** start Input **

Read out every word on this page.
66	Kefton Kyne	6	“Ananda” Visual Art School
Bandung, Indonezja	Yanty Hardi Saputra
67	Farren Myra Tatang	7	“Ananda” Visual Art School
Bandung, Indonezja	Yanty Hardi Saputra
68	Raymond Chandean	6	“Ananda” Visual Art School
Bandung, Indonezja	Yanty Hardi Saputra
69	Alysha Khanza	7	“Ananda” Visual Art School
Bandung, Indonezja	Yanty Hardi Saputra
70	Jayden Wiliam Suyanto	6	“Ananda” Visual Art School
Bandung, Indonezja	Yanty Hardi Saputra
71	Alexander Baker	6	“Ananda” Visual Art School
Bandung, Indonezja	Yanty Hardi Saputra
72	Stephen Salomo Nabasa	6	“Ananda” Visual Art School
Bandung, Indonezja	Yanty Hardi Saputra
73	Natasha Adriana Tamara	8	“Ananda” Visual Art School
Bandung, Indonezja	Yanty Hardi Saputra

** end Input **
** start Input **

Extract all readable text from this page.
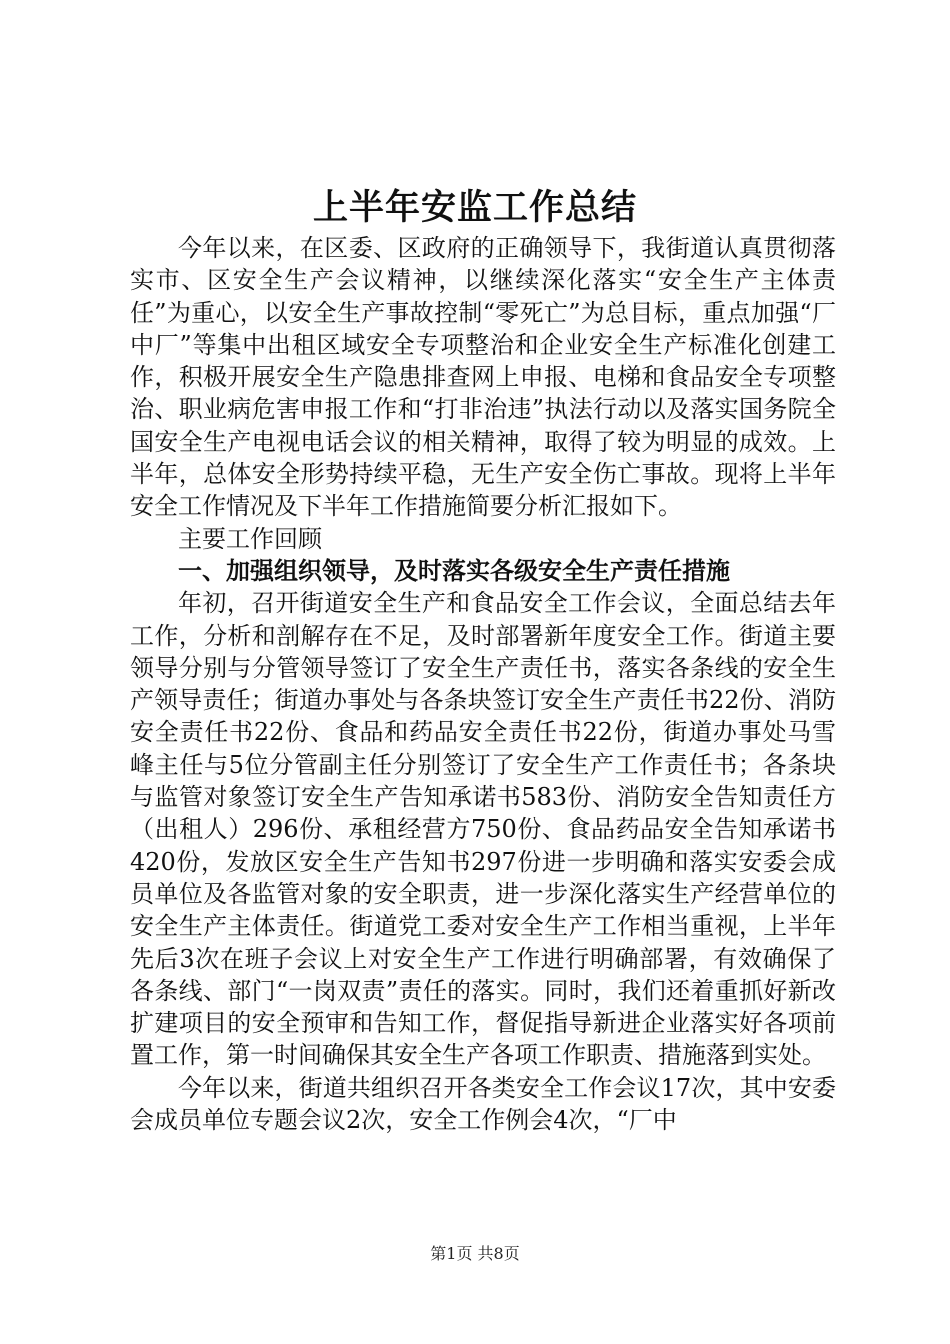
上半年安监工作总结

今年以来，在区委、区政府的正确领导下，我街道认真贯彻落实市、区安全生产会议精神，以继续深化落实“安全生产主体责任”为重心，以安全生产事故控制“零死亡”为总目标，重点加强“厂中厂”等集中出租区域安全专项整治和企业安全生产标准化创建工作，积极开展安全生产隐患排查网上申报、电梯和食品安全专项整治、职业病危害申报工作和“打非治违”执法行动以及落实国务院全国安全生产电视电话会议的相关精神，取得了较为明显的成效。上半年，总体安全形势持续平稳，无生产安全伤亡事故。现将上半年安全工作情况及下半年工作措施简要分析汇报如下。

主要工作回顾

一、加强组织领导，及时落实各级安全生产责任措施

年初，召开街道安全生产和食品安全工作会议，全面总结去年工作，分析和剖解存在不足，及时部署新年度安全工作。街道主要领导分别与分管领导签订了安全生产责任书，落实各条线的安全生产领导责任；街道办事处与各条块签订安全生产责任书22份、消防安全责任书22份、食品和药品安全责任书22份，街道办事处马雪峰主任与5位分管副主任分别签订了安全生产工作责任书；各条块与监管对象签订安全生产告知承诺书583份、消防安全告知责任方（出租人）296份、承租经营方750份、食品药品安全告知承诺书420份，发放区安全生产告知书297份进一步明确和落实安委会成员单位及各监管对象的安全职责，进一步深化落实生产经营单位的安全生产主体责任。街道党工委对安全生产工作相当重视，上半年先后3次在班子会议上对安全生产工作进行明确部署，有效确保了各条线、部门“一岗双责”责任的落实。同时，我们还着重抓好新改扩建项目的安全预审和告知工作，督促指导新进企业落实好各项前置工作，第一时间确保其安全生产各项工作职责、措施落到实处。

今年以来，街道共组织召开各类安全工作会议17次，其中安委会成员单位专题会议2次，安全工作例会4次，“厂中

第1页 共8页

** end Input **

Whenever "Visual" turns up in a line, pick that line out.

66	Kefton Kyne	6	“Ananda” Visual Art School
67	Farren Myra Tatang	7	“Ananda” Visual Art School
68	Raymond Chandean	6	“Ananda” Visual Art School
69	Alysha Khanza	7	“Ananda” Visual Art School
70	Jayden Wiliam Suyanto	6	“Ananda” Visual Art School
71	Alexander Baker	6	“Ananda” Visual Art School
72	Stephen Salomo Nabasa	6	“Ananda” Visual Art School
73	Natasha Adriana Tamara	8	“Ananda” Visual Art School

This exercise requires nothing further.